* start Data extract *
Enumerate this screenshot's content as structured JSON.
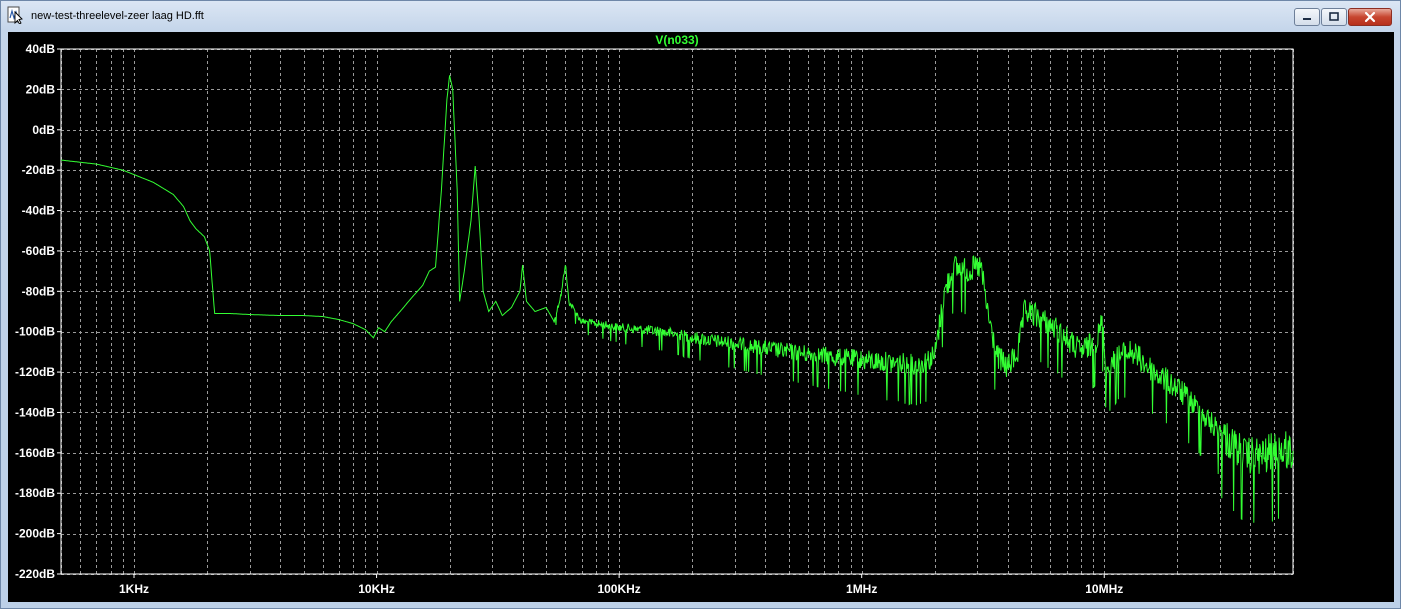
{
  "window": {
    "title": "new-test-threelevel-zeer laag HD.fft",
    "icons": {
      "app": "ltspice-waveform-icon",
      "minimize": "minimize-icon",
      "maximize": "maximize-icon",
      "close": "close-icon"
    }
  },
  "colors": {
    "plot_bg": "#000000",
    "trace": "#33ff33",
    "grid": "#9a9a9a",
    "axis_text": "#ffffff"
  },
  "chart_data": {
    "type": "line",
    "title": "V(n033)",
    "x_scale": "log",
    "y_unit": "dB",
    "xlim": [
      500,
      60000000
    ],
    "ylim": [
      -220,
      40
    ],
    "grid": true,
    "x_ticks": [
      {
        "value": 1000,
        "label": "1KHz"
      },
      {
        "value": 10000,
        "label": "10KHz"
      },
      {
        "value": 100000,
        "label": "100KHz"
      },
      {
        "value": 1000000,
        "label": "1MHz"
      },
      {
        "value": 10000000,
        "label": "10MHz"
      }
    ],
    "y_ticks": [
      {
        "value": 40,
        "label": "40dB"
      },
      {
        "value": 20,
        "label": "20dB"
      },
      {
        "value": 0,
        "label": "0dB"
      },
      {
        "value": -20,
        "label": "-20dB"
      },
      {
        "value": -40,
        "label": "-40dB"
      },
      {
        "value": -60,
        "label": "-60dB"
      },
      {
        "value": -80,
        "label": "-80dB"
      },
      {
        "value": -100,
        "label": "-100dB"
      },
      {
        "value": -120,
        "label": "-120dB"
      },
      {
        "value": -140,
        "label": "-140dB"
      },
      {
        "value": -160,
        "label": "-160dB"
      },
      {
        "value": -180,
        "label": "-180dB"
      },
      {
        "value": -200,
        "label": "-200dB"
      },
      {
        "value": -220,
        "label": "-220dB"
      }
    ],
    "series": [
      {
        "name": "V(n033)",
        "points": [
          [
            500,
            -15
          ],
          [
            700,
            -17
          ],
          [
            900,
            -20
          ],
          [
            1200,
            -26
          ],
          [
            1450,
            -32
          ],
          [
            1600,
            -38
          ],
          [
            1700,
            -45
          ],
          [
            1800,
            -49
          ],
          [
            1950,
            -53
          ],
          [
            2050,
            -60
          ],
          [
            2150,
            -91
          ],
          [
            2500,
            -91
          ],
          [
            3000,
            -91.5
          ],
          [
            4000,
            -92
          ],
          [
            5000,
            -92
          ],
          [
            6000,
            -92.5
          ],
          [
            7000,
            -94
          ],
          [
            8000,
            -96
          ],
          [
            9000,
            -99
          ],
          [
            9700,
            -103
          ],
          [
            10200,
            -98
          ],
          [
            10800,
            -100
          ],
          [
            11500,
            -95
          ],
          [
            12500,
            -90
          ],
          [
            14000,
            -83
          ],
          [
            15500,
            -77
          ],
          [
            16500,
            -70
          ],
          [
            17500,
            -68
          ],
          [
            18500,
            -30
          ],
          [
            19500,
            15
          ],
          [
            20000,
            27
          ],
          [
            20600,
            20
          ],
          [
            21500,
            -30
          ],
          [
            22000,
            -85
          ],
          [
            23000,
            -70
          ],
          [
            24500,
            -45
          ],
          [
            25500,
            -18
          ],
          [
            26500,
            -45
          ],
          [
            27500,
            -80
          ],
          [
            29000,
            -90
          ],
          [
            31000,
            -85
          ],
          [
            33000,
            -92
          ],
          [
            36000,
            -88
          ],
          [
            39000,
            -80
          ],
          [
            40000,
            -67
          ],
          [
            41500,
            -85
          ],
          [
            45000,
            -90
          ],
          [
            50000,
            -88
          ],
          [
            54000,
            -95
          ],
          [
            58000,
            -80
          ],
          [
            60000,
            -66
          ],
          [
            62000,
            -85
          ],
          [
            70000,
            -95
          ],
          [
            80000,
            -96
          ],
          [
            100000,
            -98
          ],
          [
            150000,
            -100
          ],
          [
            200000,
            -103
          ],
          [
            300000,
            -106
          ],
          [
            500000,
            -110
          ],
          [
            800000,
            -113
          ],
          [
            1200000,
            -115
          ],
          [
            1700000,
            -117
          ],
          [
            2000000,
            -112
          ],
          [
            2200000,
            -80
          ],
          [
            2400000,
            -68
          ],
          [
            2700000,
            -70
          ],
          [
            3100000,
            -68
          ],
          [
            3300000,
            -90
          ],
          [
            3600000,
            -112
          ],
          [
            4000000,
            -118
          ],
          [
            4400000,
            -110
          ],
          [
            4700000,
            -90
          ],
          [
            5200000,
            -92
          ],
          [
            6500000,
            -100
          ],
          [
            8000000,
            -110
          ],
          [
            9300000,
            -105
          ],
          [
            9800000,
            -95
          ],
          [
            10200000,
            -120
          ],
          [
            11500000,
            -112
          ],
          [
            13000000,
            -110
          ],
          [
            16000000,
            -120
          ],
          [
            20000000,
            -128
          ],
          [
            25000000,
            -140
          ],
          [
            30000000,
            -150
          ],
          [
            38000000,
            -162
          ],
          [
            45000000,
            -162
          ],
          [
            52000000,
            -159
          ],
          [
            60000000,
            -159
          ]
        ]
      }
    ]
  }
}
* end Data extract *
* start Data extract *
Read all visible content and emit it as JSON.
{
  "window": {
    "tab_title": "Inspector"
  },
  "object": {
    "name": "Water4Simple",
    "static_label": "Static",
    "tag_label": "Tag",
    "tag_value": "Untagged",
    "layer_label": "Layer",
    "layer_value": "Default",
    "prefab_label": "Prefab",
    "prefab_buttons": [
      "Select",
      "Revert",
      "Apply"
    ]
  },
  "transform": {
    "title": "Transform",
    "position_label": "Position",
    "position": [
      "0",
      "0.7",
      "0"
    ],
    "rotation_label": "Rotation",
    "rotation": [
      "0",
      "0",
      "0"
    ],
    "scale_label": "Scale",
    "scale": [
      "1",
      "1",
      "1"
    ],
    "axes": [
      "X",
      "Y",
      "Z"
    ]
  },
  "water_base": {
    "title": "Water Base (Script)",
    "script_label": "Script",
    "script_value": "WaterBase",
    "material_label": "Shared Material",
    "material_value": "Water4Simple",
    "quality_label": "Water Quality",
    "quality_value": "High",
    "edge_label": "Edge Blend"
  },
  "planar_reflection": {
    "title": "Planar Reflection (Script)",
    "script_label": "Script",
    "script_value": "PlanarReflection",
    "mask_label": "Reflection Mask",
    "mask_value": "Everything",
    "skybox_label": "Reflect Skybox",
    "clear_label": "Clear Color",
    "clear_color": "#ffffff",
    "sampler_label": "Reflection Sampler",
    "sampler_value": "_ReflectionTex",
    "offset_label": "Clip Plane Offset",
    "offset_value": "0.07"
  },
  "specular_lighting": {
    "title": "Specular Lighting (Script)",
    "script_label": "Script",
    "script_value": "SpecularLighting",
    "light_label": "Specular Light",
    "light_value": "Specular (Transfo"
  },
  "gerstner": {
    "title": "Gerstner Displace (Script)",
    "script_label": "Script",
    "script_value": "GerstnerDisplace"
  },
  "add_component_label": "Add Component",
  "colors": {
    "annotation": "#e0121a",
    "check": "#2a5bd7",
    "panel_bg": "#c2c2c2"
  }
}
* end Data extract *
[Short exercise]
Return every line in the listing that contains the word "JSON".

[Solution for this problem]
Enumerate this screenshot's content as structured JSON.
Read all visible content and emit it as JSON.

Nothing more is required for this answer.